* What you will do
Copy out all the entries exactly.
──────────
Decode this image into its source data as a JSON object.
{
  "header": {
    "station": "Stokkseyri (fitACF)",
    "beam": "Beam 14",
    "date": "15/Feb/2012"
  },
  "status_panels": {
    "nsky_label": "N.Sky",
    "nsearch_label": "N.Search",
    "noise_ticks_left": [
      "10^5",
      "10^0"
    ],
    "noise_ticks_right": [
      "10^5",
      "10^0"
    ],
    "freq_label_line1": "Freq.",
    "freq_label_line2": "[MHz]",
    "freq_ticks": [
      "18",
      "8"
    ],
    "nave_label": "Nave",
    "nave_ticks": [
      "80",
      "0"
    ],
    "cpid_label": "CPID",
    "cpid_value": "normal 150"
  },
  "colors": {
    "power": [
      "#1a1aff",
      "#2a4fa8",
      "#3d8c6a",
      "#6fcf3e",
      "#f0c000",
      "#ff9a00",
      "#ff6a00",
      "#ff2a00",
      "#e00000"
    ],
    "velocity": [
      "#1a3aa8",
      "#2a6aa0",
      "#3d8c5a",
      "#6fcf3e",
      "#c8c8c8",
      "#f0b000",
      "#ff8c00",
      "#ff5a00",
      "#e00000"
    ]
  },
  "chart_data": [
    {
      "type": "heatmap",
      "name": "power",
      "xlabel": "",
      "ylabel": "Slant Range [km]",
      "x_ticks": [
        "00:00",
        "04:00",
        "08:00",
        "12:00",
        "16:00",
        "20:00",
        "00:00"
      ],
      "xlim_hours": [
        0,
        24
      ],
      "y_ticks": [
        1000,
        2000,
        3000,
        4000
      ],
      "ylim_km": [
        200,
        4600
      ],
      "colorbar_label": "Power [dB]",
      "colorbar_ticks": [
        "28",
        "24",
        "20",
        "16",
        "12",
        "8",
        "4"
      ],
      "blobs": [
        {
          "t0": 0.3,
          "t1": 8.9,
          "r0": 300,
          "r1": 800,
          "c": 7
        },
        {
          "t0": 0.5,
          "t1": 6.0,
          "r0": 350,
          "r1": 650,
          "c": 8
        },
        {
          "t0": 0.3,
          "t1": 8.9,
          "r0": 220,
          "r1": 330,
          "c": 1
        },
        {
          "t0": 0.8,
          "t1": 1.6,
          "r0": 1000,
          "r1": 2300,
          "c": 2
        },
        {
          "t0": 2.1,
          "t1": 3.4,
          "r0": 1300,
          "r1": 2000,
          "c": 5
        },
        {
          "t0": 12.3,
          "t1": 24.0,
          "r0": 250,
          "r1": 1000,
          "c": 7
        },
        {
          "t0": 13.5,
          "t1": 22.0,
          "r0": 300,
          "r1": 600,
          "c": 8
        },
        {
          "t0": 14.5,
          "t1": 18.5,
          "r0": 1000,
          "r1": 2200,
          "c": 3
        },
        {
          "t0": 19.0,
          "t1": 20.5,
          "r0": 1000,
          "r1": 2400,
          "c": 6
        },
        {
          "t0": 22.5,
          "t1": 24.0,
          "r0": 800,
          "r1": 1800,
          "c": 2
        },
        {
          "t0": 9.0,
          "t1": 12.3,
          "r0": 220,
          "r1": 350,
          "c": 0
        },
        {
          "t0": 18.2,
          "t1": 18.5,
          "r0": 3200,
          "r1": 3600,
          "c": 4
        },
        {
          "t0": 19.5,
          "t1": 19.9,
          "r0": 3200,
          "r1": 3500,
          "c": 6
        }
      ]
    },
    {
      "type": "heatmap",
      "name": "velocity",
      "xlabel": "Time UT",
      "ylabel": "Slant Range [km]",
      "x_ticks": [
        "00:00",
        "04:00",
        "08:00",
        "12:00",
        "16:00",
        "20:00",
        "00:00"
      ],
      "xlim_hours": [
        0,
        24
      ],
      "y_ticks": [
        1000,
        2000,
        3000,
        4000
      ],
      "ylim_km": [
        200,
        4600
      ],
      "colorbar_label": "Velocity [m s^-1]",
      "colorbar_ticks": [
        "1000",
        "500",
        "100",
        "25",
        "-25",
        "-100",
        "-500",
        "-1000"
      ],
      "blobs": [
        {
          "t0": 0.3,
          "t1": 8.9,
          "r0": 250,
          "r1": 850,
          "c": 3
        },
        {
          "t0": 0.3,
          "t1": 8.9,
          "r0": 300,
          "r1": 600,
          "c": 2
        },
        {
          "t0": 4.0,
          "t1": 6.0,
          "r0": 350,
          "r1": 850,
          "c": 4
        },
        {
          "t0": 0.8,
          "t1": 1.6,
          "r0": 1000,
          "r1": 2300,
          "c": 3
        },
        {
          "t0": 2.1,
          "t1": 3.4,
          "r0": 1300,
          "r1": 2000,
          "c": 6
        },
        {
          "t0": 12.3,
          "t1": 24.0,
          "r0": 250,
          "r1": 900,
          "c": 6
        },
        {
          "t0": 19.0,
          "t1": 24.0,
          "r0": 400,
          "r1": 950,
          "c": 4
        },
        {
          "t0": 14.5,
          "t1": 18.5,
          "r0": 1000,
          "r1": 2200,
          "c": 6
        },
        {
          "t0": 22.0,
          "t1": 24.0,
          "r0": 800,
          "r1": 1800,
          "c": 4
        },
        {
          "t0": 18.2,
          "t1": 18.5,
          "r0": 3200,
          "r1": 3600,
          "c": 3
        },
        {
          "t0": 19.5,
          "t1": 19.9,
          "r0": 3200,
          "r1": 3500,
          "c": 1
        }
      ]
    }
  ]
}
──────────
* Response for this exercise
Decode this image into its source data as a JSON object.
{
  "header": {
    "station": "Stokkseyri (fitACF)",
    "beam": "Beam 14",
    "date": "15/Feb/2012"
  },
  "status_panels": {
    "nsky_label": "N.Sky",
    "nsearch_label": "N.Search",
    "noise_ticks_left": [
      "10^5",
      "10^0"
    ],
    "noise_ticks_right": [
      "10^5",
      "10^0"
    ],
    "freq_label_line1": "Freq.",
    "freq_label_line2": "[MHz]",
    "freq_ticks": [
      "18",
      "8"
    ],
    "nave_label": "Nave",
    "nave_ticks": [
      "80",
      "0"
    ],
    "cpid_label": "CPID",
    "cpid_value": "normal 150"
  },
  "colors": {
    "power": [
      "#1a1aff",
      "#2a4fa8",
      "#3d8c6a",
      "#6fcf3e",
      "#f0c000",
      "#ff9a00",
      "#ff6a00",
      "#ff2a00",
      "#e00000"
    ],
    "velocity": [
      "#1a3aa8",
      "#2a6aa0",
      "#3d8c5a",
      "#6fcf3e",
      "#c8c8c8",
      "#f0b000",
      "#ff8c00",
      "#ff5a00",
      "#e00000"
    ]
  },
  "chart_data": [
    {
      "type": "heatmap",
      "name": "power",
      "xlabel": "",
      "ylabel": "Slant Range [km]",
      "x_ticks": [
        "00:00",
        "04:00",
        "08:00",
        "12:00",
        "16:00",
        "20:00",
        "00:00"
      ],
      "xlim_hours": [
        0,
        24
      ],
      "y_ticks": [
        1000,
        2000,
        3000,
        4000
      ],
      "ylim_km": [
        200,
        4600
      ],
      "colorbar_label": "Power [dB]",
      "colorbar_ticks": [
        "28",
        "24",
        "20",
        "16",
        "12",
        "8",
        "4"
      ],
      "blobs": [
        {
          "t0": 0.3,
          "t1": 8.9,
          "r0": 300,
          "r1": 800,
          "c": 7
        },
        {
          "t0": 0.5,
          "t1": 6.0,
          "r0": 350,
          "r1": 650,
          "c": 8
        },
        {
          "t0": 0.3,
          "t1": 8.9,
          "r0": 220,
          "r1": 330,
          "c": 1
        },
        {
          "t0": 0.8,
          "t1": 1.6,
          "r0": 1000,
          "r1": 2300,
          "c": 2
        },
        {
          "t0": 2.1,
          "t1": 3.4,
          "r0": 1300,
          "r1": 2000,
          "c": 5
        },
        {
          "t0": 12.3,
          "t1": 24.0,
          "r0": 250,
          "r1": 1000,
          "c": 7
        },
        {
          "t0": 13.5,
          "t1": 22.0,
          "r0": 300,
          "r1": 600,
          "c": 8
        },
        {
          "t0": 14.5,
          "t1": 18.5,
          "r0": 1000,
          "r1": 2200,
          "c": 3
        },
        {
          "t0": 19.0,
          "t1": 20.5,
          "r0": 1000,
          "r1": 2400,
          "c": 6
        },
        {
          "t0": 22.5,
          "t1": 24.0,
          "r0": 800,
          "r1": 1800,
          "c": 2
        },
        {
          "t0": 9.0,
          "t1": 12.3,
          "r0": 220,
          "r1": 350,
          "c": 0
        },
        {
          "t0": 18.2,
          "t1": 18.5,
          "r0": 3200,
          "r1": 3600,
          "c": 4
        },
        {
          "t0": 19.5,
          "t1": 19.9,
          "r0": 3200,
          "r1": 3500,
          "c": 6
        }
      ]
    },
    {
      "type": "heatmap",
      "name": "velocity",
      "xlabel": "Time UT",
      "ylabel": "Slant Range [km]",
      "x_ticks": [
        "00:00",
        "04:00",
        "08:00",
        "12:00",
        "16:00",
        "20:00",
        "00:00"
      ],
      "xlim_hours": [
        0,
        24
      ],
      "y_ticks": [
        1000,
        2000,
        3000,
        4000
      ],
      "ylim_km": [
        200,
        4600
      ],
      "colorbar_label": "Velocity [m s^-1]",
      "colorbar_ticks": [
        "1000",
        "500",
        "100",
        "25",
        "-25",
        "-100",
        "-500",
        "-1000"
      ],
      "blobs": [
        {
          "t0": 0.3,
          "t1": 8.9,
          "r0": 250,
          "r1": 850,
          "c": 3
        },
        {
          "t0": 0.3,
          "t1": 8.9,
          "r0": 300,
          "r1": 600,
          "c": 2
        },
        {
          "t0": 4.0,
          "t1": 6.0,
          "r0": 350,
          "r1": 850,
          "c": 4
        },
        {
          "t0": 0.8,
          "t1": 1.6,
          "r0": 1000,
          "r1": 2300,
          "c": 3
        },
        {
          "t0": 2.1,
          "t1": 3.4,
          "r0": 1300,
          "r1": 2000,
          "c": 6
        },
        {
          "t0": 12.3,
          "t1": 24.0,
          "r0": 250,
          "r1": 900,
          "c": 6
        },
        {
          "t0": 19.0,
          "t1": 24.0,
          "r0": 400,
          "r1": 950,
          "c": 4
        },
        {
          "t0": 14.5,
          "t1": 18.5,
          "r0": 1000,
          "r1": 2200,
          "c": 6
        },
        {
          "t0": 22.0,
          "t1": 24.0,
          "r0": 800,
          "r1": 1800,
          "c": 4
        },
        {
          "t0": 18.2,
          "t1": 18.5,
          "r0": 3200,
          "r1": 3600,
          "c": 3
        },
        {
          "t0": 19.5,
          "t1": 19.9,
          "r0": 3200,
          "r1": 3500,
          "c": 1
        }
      ]
    }
  ]
}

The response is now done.